- À FAIRE -
Indiquez, s'il vous plaît, si chacune des affirmations suivantes concorde avec le texte sur Olivier Niquet et la pression populaire, en répondant par oui ou non et en citant les mots décisifs du texte. 1. Olivier Niquet est devenu animateur à la radio de Radio-Canada en 2009. 2. McDo a ramené sa McPizza. 3. Olivier Niquet se définit comme un expert en médias.

- TEXTE -
■ ■ ■ ■

Olivier Niquet a étudié en urbanisme avant de devenir animateur à la radio de Radio-Canada en 2009 dans les émissions Le Sportnographe et La soirée est (encore) jeune. Il est aussi chroniqueur, auteur, conférencier, scénariste et toutes sortes d’autres choses. Il s’intéresse particulièrement aux médias mais se définit comme un expert en polyvalence.
Il est de plus en plus difficile de bien mesurer la pression populaire. Les forces qui influencent l’opinion publique sont souvent diffuses et on ne comprend pas toujours les décisions que prennent les organisations devant les réactions que suscitent leurs actions ou leurs produits. McDo n’a pas ramené sa McPizza, malgré le fait que le peuple réclame son retour à l’unanimité (enfin, je pense). À l’inverse, Monsieur Patate a perdu son titre même si pas mal tout le monde s’en foutait (enfin, je pense).

■ ■ ■ ■

- LISTE -
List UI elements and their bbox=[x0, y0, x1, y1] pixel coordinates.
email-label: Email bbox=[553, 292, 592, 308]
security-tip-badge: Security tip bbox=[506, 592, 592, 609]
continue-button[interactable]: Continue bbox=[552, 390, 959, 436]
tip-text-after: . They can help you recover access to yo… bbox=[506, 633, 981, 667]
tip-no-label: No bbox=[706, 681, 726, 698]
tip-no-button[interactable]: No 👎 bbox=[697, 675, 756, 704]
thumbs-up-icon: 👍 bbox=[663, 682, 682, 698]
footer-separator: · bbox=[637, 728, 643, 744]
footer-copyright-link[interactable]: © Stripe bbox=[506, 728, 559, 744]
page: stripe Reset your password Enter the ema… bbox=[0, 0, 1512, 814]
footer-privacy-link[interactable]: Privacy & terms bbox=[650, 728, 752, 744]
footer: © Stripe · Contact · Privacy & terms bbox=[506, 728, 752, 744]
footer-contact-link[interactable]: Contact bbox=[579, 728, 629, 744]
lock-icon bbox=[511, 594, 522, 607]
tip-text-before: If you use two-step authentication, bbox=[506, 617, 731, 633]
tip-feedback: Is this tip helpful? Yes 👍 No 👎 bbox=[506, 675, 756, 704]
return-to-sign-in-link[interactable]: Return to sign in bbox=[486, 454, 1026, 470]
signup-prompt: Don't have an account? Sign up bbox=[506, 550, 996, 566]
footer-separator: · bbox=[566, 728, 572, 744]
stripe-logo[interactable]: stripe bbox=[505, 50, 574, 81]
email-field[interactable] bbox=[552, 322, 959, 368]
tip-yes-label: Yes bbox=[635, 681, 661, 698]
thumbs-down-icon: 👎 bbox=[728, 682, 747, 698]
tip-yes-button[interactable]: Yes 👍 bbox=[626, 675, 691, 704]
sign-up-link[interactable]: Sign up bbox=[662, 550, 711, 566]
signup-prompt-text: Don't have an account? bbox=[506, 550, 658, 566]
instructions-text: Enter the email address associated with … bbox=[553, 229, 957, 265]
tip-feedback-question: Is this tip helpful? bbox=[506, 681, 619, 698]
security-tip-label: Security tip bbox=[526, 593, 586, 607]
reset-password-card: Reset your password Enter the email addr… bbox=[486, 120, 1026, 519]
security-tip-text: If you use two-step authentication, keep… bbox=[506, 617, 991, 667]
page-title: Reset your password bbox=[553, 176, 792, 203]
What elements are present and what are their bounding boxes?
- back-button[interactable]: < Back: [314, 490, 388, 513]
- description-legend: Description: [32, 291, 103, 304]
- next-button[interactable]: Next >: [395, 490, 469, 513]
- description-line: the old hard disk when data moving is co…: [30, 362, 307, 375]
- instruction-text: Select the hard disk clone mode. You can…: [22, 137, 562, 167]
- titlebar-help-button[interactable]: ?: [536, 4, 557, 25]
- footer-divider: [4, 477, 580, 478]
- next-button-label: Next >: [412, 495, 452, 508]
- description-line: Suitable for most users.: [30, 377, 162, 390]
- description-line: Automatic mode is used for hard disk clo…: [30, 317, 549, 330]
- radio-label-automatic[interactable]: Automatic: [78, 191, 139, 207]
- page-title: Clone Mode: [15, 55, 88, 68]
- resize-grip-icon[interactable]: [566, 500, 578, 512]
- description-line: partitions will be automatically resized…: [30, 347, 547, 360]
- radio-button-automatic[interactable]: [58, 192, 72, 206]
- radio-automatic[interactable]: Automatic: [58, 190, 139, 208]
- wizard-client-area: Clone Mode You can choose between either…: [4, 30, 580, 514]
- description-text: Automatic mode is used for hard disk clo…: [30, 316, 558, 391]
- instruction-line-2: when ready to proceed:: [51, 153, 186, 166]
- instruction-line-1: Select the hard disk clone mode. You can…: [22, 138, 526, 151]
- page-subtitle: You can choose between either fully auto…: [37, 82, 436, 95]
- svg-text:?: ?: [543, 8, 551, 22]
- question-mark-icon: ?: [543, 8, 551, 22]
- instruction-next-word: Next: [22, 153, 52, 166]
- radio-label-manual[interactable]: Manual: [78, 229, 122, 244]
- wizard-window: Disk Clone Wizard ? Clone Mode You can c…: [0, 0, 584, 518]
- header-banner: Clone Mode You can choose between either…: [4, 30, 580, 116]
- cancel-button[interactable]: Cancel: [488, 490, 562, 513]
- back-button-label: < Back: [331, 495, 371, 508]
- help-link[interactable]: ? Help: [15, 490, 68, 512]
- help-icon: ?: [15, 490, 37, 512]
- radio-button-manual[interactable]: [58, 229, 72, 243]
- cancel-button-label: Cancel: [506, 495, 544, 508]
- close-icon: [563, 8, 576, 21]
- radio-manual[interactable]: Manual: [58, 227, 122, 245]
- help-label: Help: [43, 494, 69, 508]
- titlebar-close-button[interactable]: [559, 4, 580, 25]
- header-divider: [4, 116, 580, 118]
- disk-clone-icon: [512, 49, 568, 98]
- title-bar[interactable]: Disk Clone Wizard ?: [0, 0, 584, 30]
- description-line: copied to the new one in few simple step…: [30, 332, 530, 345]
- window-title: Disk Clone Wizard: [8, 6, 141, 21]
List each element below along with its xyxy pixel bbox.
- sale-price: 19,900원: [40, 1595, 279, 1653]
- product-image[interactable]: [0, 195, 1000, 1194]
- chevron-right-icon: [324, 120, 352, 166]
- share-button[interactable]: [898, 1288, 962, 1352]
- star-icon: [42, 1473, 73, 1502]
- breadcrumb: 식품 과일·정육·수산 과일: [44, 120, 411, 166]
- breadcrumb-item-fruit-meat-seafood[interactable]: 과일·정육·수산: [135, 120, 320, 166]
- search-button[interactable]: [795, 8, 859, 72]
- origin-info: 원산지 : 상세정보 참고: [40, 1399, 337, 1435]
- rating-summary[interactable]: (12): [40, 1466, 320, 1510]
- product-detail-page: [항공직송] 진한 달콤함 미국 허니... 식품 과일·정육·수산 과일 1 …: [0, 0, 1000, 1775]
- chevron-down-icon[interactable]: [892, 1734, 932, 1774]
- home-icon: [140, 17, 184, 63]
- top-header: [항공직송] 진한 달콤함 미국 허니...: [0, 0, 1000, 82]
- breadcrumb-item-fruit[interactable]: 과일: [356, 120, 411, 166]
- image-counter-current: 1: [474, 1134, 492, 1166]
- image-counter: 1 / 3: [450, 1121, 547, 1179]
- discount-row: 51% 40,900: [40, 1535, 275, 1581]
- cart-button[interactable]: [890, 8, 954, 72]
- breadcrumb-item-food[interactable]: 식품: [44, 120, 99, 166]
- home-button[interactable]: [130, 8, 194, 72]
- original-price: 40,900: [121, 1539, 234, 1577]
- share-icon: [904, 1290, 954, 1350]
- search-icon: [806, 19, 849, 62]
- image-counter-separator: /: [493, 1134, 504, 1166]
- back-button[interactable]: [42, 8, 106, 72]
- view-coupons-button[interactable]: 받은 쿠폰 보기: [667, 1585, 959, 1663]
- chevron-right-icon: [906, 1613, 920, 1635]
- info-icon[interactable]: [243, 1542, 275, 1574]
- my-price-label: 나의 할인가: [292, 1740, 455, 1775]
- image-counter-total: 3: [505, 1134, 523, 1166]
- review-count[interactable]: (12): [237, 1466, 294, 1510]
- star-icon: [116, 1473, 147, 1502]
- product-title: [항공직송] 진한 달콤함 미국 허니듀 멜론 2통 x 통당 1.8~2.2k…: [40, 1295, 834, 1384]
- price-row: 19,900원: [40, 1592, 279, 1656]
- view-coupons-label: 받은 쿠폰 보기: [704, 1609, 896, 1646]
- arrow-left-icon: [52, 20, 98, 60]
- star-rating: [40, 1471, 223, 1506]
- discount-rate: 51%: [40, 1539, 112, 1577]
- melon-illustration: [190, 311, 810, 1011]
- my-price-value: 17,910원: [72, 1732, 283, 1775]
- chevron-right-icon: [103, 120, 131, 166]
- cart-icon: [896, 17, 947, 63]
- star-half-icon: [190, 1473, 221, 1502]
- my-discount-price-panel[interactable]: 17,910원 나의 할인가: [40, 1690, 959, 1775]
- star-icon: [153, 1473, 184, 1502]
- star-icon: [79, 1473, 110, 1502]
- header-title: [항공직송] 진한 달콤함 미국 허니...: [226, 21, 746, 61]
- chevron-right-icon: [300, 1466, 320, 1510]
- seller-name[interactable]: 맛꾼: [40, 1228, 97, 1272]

■ ■ ■ ■

- CORRIGÉ -
1. Oui : « devenir animateur à la radio de Radio-Canada en 2009 »
2. Non : « McDo n’a pas ramené sa McPizza »
3. Non : « se définit comme un expert en polyvalence »